*GOAL*.
Which lines contain the string "Casos"? Please list every one of them.

*SUPPLIED RECORDS*.
..........

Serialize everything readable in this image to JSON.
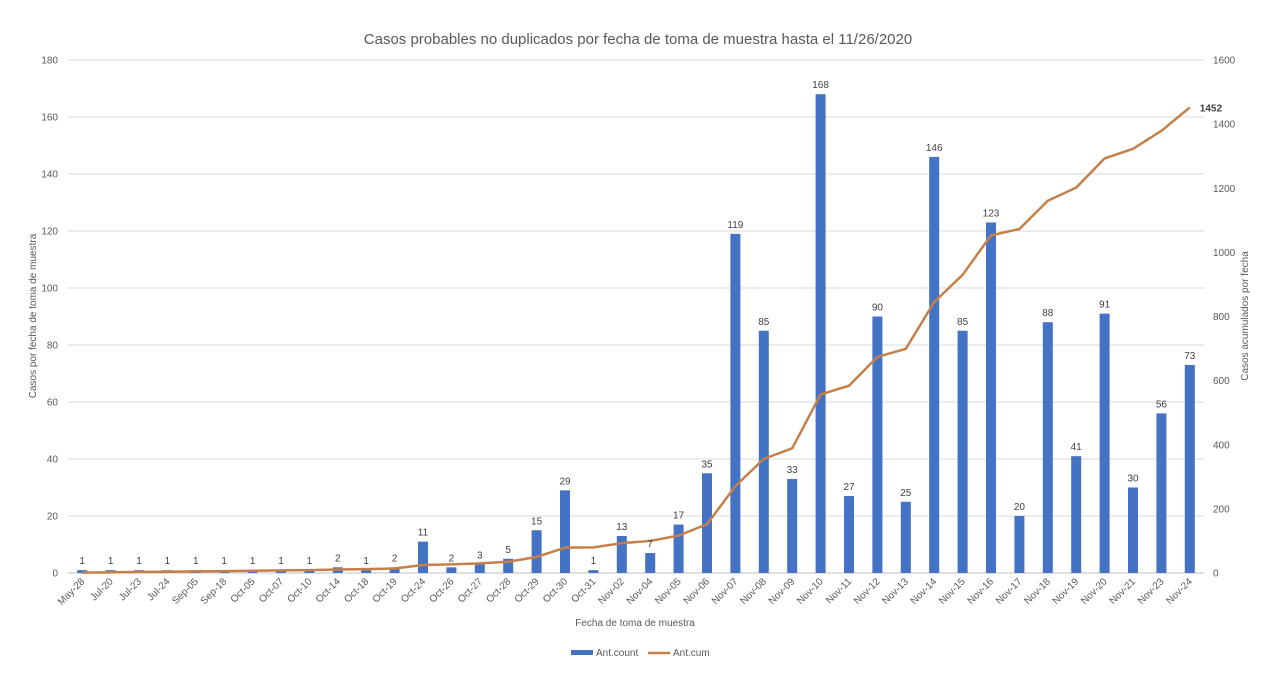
{
  "chart_data": {
    "type": "bar",
    "title": "Casos probables no duplicados por fecha de toma de muestra hasta el 11/26/2020",
    "xlabel": "Fecha de toma de muestra",
    "ylabel": "Casos por fecha de toma de muestra",
    "y2label": "Casos acumulados por fecha",
    "ylim": [
      0,
      180
    ],
    "y2lim": [
      0,
      1600
    ],
    "yticks": [
      "0",
      "20",
      "40",
      "60",
      "80",
      "100",
      "120",
      "140",
      "160",
      "180"
    ],
    "y2ticks": [
      "0",
      "200",
      "400",
      "600",
      "800",
      "1000",
      "1200",
      "1400",
      "1600"
    ],
    "grid": true,
    "legend_position": "bottom",
    "categories": [
      "May-28",
      "Jul-20",
      "Jul-23",
      "Jul-24",
      "Sep-05",
      "Sep-18",
      "Oct-05",
      "Oct-07",
      "Oct-10",
      "Oct-14",
      "Oct-18",
      "Oct-19",
      "Oct-24",
      "Oct-26",
      "Oct-27",
      "Oct-28",
      "Oct-29",
      "Oct-30",
      "Oct-31",
      "Nov-02",
      "Nov-04",
      "Nov-05",
      "Nov-06",
      "Nov-07",
      "Nov-08",
      "Nov-09",
      "Nov-10",
      "Nov-11",
      "Nov-12",
      "Nov-13",
      "Nov-14",
      "Nov-15",
      "Nov-16",
      "Nov-17",
      "Nov-18",
      "Nov-19",
      "Nov-20",
      "Nov-21",
      "Nov-23",
      "Nov-24"
    ],
    "series": [
      {
        "name": "Ant.count",
        "type": "bar",
        "color": "#4472C4",
        "axis": "left",
        "values": [
          1,
          1,
          1,
          1,
          1,
          1,
          1,
          1,
          1,
          2,
          1,
          2,
          11,
          2,
          3,
          5,
          15,
          29,
          1,
          13,
          7,
          17,
          35,
          119,
          85,
          33,
          168,
          27,
          90,
          25,
          146,
          85,
          123,
          20,
          88,
          41,
          91,
          30,
          56,
          73
        ],
        "labels": [
          "1",
          "1",
          "1",
          "1",
          "1",
          "1",
          "1",
          "1",
          "1",
          "2",
          "1",
          "2",
          "11",
          "2",
          "3",
          "5",
          "15",
          "29",
          "1",
          "13",
          "7",
          "17",
          "35",
          "119",
          "85",
          "33",
          "168",
          "27",
          "90",
          "25",
          "146",
          "85",
          "123",
          "20",
          "88",
          "41",
          "91",
          "30",
          "56",
          "73"
        ]
      },
      {
        "name": "Ant.cum",
        "type": "line",
        "color": "#C5804A",
        "axis": "right",
        "values": [
          1,
          2,
          3,
          4,
          5,
          6,
          7,
          8,
          9,
          11,
          12,
          14,
          25,
          27,
          30,
          35,
          50,
          79,
          80,
          93,
          100,
          117,
          152,
          271,
          356,
          389,
          557,
          584,
          674,
          699,
          845,
          930,
          1053,
          1073,
          1161,
          1202,
          1293,
          1323,
          1379,
          1452
        ],
        "end_label": "1452"
      }
    ]
  }
}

..........

*WRITTEN ANSWER*.
    "title": "Casos probables no duplicados por fecha de toma de muestra hasta el 11/26/2020",
    "ylabel": "Casos por fecha de toma de muestra",
    "y2label": "Casos acumulados por fecha",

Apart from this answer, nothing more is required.